Working data:
──────────────────────────────
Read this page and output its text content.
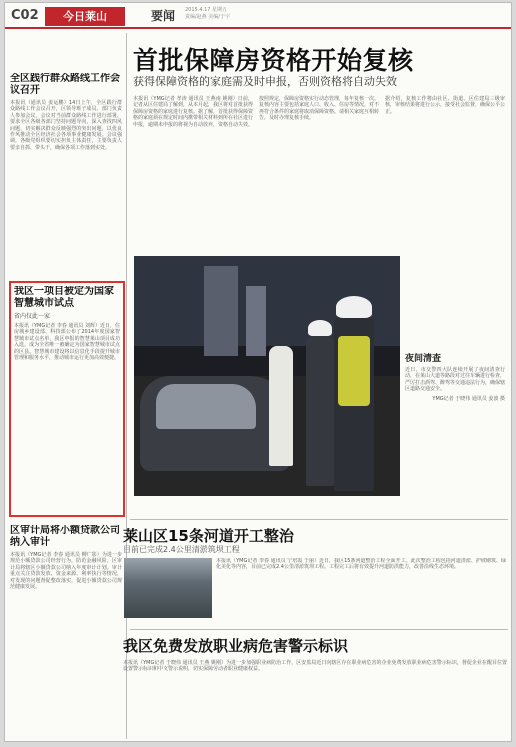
C02	今日莱山	要闻 2015.4.17 星期五
责编/赵燕 美编/于宇
全区践行群众路线工作会议召开
本报讯（通讯员 姜运鹏）14日上午，全区践行群众路线工作会议召开，区领导班子成员、部门负责人参加会议。会议对当前群众路线工作进行部署，要求全区各级各部门坚持问题导向，深入查找四风问题，切实解决群众反映强烈的突出问题，以优良作风推动全区经济社会各项事业健康发展。会议强调，各级党组织要切实担负主体责任，主要负责人要亲自抓、带头干，确保各项工作落到实处。
我区一项目被定为国家智慧城市试点
省内仅此一家
本报讯（YMG记者 李春 通讯员 刘辉）近日，住房城乡建设部、科技部公布了2014年度国家智慧城市试点名单，我区申报的智慧莱山项目成功入选，成为全省唯一被确定为国家智慧城市试点的区县。智慧城市建设将以信息化手段提升城市管理和服务水平，推动城市运行更加高效便捷。
区审计局将小额贷款公司纳入审计
本报讯（YMG记者 李春 通讯员 柳广影）为进一步规范小额贷款公司经营行为，防范金融风险，区审计局将辖区小额贷款公司纳入年度审计计划。审计重点关注贷款发放、资金来源、利率执行等情况，对发现的问题督促整改落实，促进小额贷款公司规范健康发展。
首批保障房资格开始复核
获得保障资格的家庭需及时申报，否则资格将自动失效
本报讯（YMG记者 孝涛 通讯员 王燕南 姚刚）日前，记者从区住建局了解到，从本月起，我区将对首批获得保障房资格的家庭进行复核。据了解，首批获得保障资格的家庭须在规定时间内携带相关材料到所在社区进行申报，逾期未申报的将视为自动放弃，资格自动失效。
按照规定，保障房资格实行动态管理，每年复核一次。复核内容主要包括家庭人口、收入、住房等情况，对不再符合条件的家庭将取消保障资格。请相关家庭互相转告，及时办理复核手续。
据介绍，复核工作将由社区、街道、区住建局三级审核，审核结果将进行公示，接受社会监督，确保公平公正。
夜间清查
近日，市交警四大队连续开展了夜间清查行动，在莱山大道等路段对过往车辆进行检查，严厉打击酒驾、醉驾等交通违法行为，确保辖区道路交通安全。
YMG记者 于晓伟 通讯员 姜波 摄
莱山区15条河道开工整治
目前已完成2.4公里清淤筑坝工程
本报讯（YMG记者 李春 通讯员 宁培霞 于丽）近日，我区15条河道整治工程全面开工。此次整治工程包括河道清淤、护坡砌筑、绿化美化等内容，目前已完成2.4公里清淤筑坝工程。工程完工后将有效提升河道防洪能力，改善沿线生态环境。
我区免费发放职业病危害警示标识
本报讯（YMG记者 于晓伟 通讯员 王燕 姚刚）为进一步加强职业病防治工作，区安监局近日向辖区存在职业病危害的企业免费发放职业病危害警示标识，督促企业在醒目位置设置警示标识和中文警示说明，切实保障劳动者职业健康权益。
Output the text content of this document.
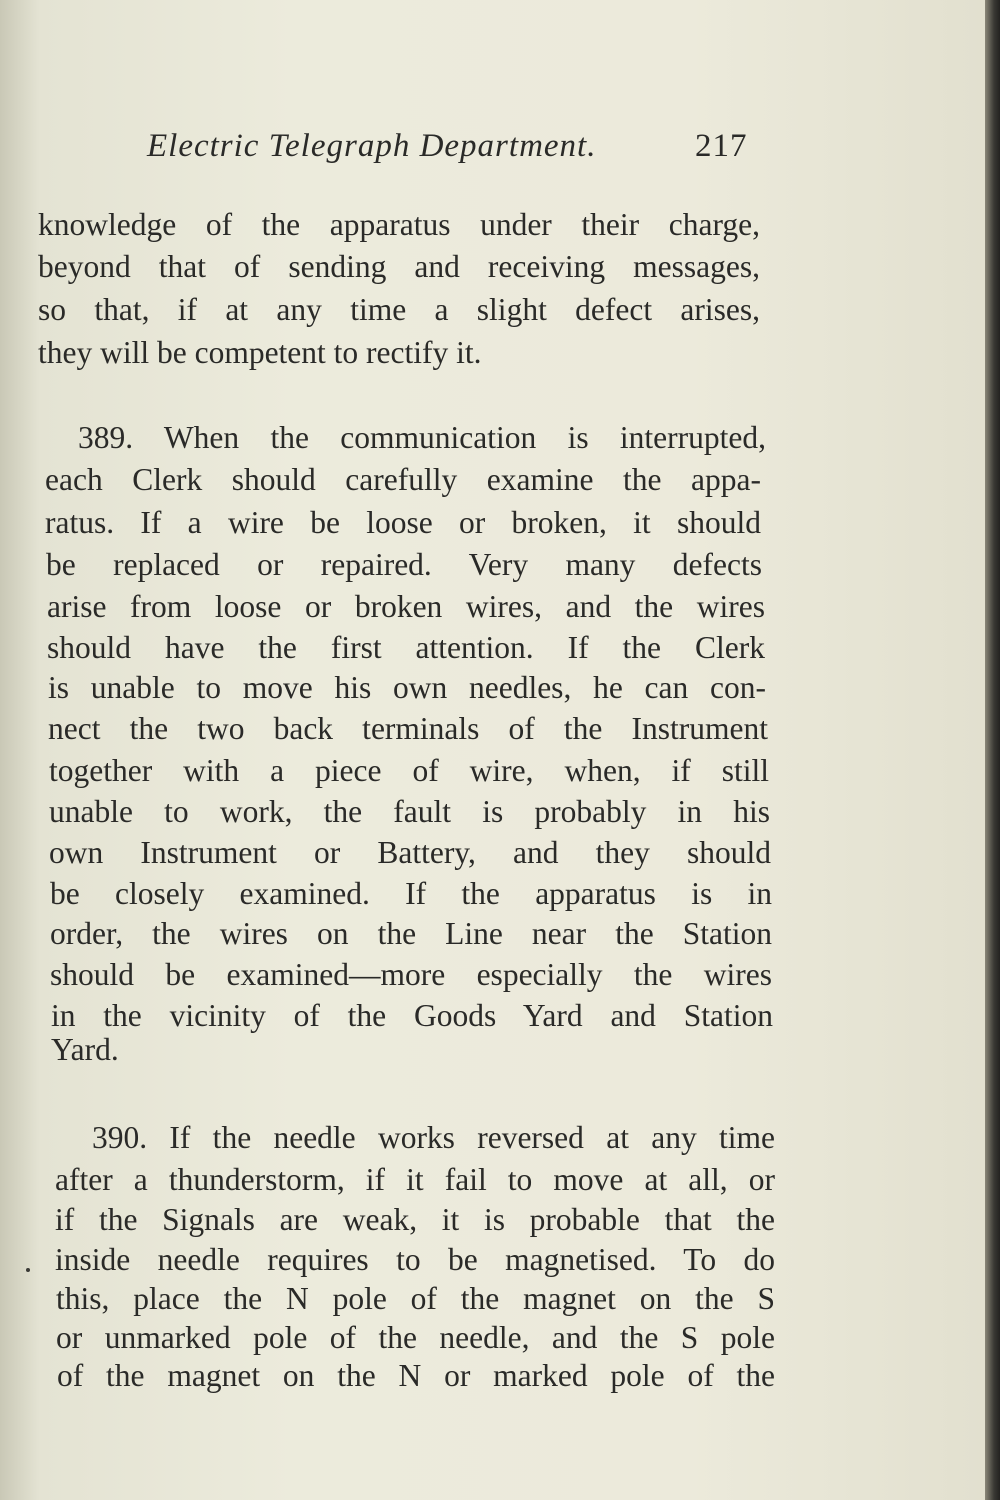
Electric Telegraph Department.	217
knowledge of the apparatus under their charge,
beyond that of sending and receiving messages,
so that, if at any time a slight defect arises,
they will be competent to rectify it.
389. When the communication is interrupted,
each Clerk should carefully examine the appa-
ratus. If a wire be loose or broken, it should
be replaced or repaired. Very many defects
arise from loose or broken wires, and the wires
should have the first attention. If the Clerk
is unable to move his own needles, he can con-
nect the two back terminals of the Instrument
together with a piece of wire, when, if still
unable to work, the fault is probably in his
own Instrument or Battery, and they should
be closely examined. If the apparatus is in
order, the wires on the Line near the Station
should be examined—more especially the wires
in the vicinity of the Goods Yard and Station
Yard.
390. If the needle works reversed at any time
after a thunderstorm, if it fail to move at all, or
if the Signals are weak, it is probable that the
inside needle requires to be magnetised. To do
this, place the N pole of the magnet on the S
or unmarked pole of the needle, and the S pole
of the magnet on the N or marked pole of the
──────────────────────────────
Written exercise:
Write out an exact copy of the lines beginning at the line that contains "Output the text content of this document." and ending at the last line of the listing. Exclude pictures.

Task result:
Output the text content of this document.
Electric Telegraph Department.	217
knowledge of the apparatus under their charge,
beyond that of sending and receiving messages,
so that, if at any time a slight defect arises,
they will be competent to rectify it.
389. When the communication is interrupted,
each Clerk should carefully examine the appa-
ratus. If a wire be loose or broken, it should
be replaced or repaired. Very many defects
arise from loose or broken wires, and the wires
should have the first attention. If the Clerk
is unable to move his own needles, he can con-
nect the two back terminals of the Instrument
together with a piece of wire, when, if still
unable to work, the fault is probably in his
own Instrument or Battery, and they should
be closely examined. If the apparatus is in
order, the wires on the Line near the Station
should be examined—more especially the wires
in the vicinity of the Goods Yard and Station
Yard.
390. If the needle works reversed at any time
after a thunderstorm, if it fail to move at all, or
if the Signals are weak, it is probable that the
inside needle requires to be magnetised. To do
this, place the N pole of the magnet on the S
or unmarked pole of the needle, and the S pole
of the magnet on the N or marked pole of the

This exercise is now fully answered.